**RAW RECORDS**:
+===+
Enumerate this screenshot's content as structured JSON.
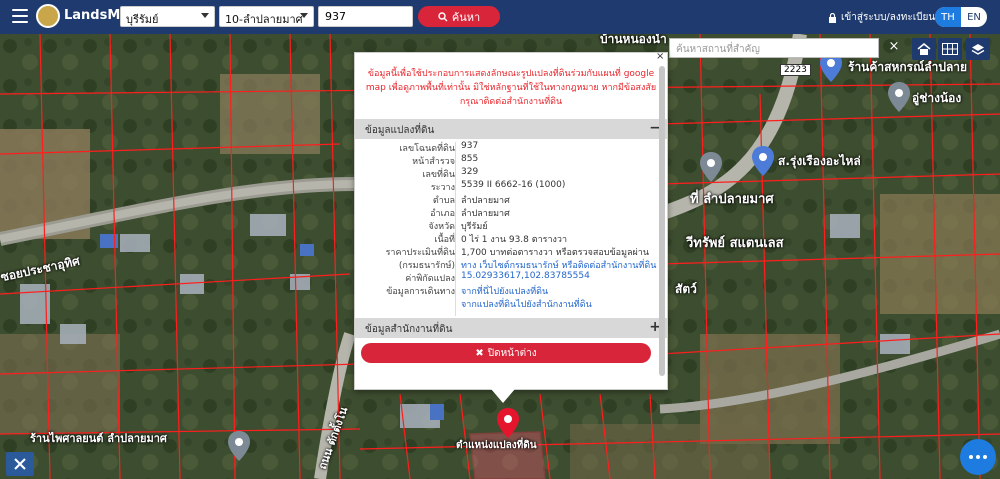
{
  "header": {
    "brand": "LandsMaps",
    "province_select": "บุรีรัมย์",
    "district_select": "10-ลำปลายมาศ",
    "deed_input": "937",
    "search_button": "ค้นหา",
    "login_label": "เข้าสู่ระบบ/ลงทะเบียน",
    "lang_th": "TH",
    "lang_en": "EN"
  },
  "map": {
    "search_placeholder": "ค้นหาสถานที่สำคัญ",
    "clear": "×",
    "labels": {
      "road_top": "บ้านหนองน้ำ",
      "shop_top_right": "ร้านค้าสหกรณ์ลำปลาย",
      "shop_right": "อู่ช่างน้อง",
      "shop_mid_right": "ส.รุ่งเรืองอะไหล่",
      "place_mid": "ที่ ลำปลายมาศ",
      "place_lower": "วีทรัพย์ สแตนเลส",
      "road_left": "ซอยประชาอุทิศ",
      "shop_bottom_left": "ร้านไพศาลยนต์ ลำปลายมาศ",
      "road_bottom": "ถนน ตักตั้งโน",
      "parcel_label": "ตำแหน่งแปลงที่ดิน",
      "route_badge": "2223",
      "shop_small": "สัตว์"
    }
  },
  "popup": {
    "close_x": "×",
    "warning": "ข้อมูลนี้เพื่อใช้ประกอบการแสดงลักษณะรูปแปลงที่ดินร่วมกับแผนที่ google map เพื่อดูภาพพื้นที่เท่านั้น มิใช่หลักฐานที่ใช้ในทางกฎหมาย หากมีข้อสงสัย กรุณาติดต่อสำนักงานที่ดิน",
    "section_parcel": "ข้อมูลแปลงที่ดิน",
    "section_parcel_sign": "−",
    "section_office": "ข้อมูลสำนักงานที่ดิน",
    "section_office_sign": "+",
    "rows": [
      {
        "k": "เลขโฉนดที่ดิน",
        "v": "937"
      },
      {
        "k": "หน้าสำรวจ",
        "v": "855"
      },
      {
        "k": "เลขที่ดิน",
        "v": "329"
      },
      {
        "k": "ระวาง",
        "v": "5539 II 6662-16 (1000)"
      },
      {
        "k": "ตำบล",
        "v": "ลำปลายมาศ"
      },
      {
        "k": "อำเภอ",
        "v": "ลำปลายมาศ"
      },
      {
        "k": "จังหวัด",
        "v": "บุรีรัมย์"
      },
      {
        "k": "เนื้อที่",
        "v": "0 ไร่ 1 งาน 93.8 ตารางวา"
      },
      {
        "k": "ราคาประเมินที่ดิน",
        "v": "1,700 บาทต่อตารางวา หรือตรวจสอบข้อมูลผ่าน"
      },
      {
        "k": "(กรมธนารักษ์)",
        "v": "ทาง เว็บไซต์กรมธนารักษ์ หรือติดต่อสำนักงานที่ดิน"
      },
      {
        "k": "ค่าพิกัดแปลง",
        "v": "15.02933617,102.83785554"
      },
      {
        "k": "ข้อมูลการเดินทาง",
        "v": "จากที่นี่ไปยังแปลงที่ดิน"
      },
      {
        "k": "",
        "v": "จากแปลงที่ดินไปยังสำนักงานที่ดิน"
      }
    ],
    "close_button": "ปิดหน้าต่าง"
  },
  "colors": {
    "navy": "#1f3a6e",
    "red": "#d9253a",
    "blue": "#1e7be0",
    "link": "#2266cc"
  }
}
+===+
**PROBLEM STATEMENT**:
Print the complete listing exactly, apart from any pictures.

**RESULT OF THIS EXERCISE**:
Enumerate this screenshot's content as structured JSON.
{
  "header": {
    "brand": "LandsMaps",
    "province_select": "บุรีรัมย์",
    "district_select": "10-ลำปลายมาศ",
    "deed_input": "937",
    "search_button": "ค้นหา",
    "login_label": "เข้าสู่ระบบ/ลงทะเบียน",
    "lang_th": "TH",
    "lang_en": "EN"
  },
  "map": {
    "search_placeholder": "ค้นหาสถานที่สำคัญ",
    "clear": "×",
    "labels": {
      "road_top": "บ้านหนองน้ำ",
      "shop_top_right": "ร้านค้าสหกรณ์ลำปลาย",
      "shop_right": "อู่ช่างน้อง",
      "shop_mid_right": "ส.รุ่งเรืองอะไหล่",
      "place_mid": "ที่ ลำปลายมาศ",
      "place_lower": "วีทรัพย์ สแตนเลส",
      "road_left": "ซอยประชาอุทิศ",
      "shop_bottom_left": "ร้านไพศาลยนต์ ลำปลายมาศ",
      "road_bottom": "ถนน ตักตั้งโน",
      "parcel_label": "ตำแหน่งแปลงที่ดิน",
      "route_badge": "2223",
      "shop_small": "สัตว์"
    }
  },
  "popup": {
    "close_x": "×",
    "warning": "ข้อมูลนี้เพื่อใช้ประกอบการแสดงลักษณะรูปแปลงที่ดินร่วมกับแผนที่ google map เพื่อดูภาพพื้นที่เท่านั้น มิใช่หลักฐานที่ใช้ในทางกฎหมาย หากมีข้อสงสัย กรุณาติดต่อสำนักงานที่ดิน",
    "section_parcel": "ข้อมูลแปลงที่ดิน",
    "section_parcel_sign": "−",
    "section_office": "ข้อมูลสำนักงานที่ดิน",
    "section_office_sign": "+",
    "rows": [
      {
        "k": "เลขโฉนดที่ดิน",
        "v": "937"
      },
      {
        "k": "หน้าสำรวจ",
        "v": "855"
      },
      {
        "k": "เลขที่ดิน",
        "v": "329"
      },
      {
        "k": "ระวาง",
        "v": "5539 II 6662-16 (1000)"
      },
      {
        "k": "ตำบล",
        "v": "ลำปลายมาศ"
      },
      {
        "k": "อำเภอ",
        "v": "ลำปลายมาศ"
      },
      {
        "k": "จังหวัด",
        "v": "บุรีรัมย์"
      },
      {
        "k": "เนื้อที่",
        "v": "0 ไร่ 1 งาน 93.8 ตารางวา"
      },
      {
        "k": "ราคาประเมินที่ดิน",
        "v": "1,700 บาทต่อตารางวา หรือตรวจสอบข้อมูลผ่าน"
      },
      {
        "k": "(กรมธนารักษ์)",
        "v": "ทาง เว็บไซต์กรมธนารักษ์ หรือติดต่อสำนักงานที่ดิน"
      },
      {
        "k": "ค่าพิกัดแปลง",
        "v": "15.02933617,102.83785554"
      },
      {
        "k": "ข้อมูลการเดินทาง",
        "v": "จากที่นี่ไปยังแปลงที่ดิน"
      },
      {
        "k": "",
        "v": "จากแปลงที่ดินไปยังสำนักงานที่ดิน"
      }
    ],
    "close_button": "ปิดหน้าต่าง"
  },
  "colors": {
    "navy": "#1f3a6e",
    "red": "#d9253a",
    "blue": "#1e7be0",
    "link": "#2266cc"
  }
}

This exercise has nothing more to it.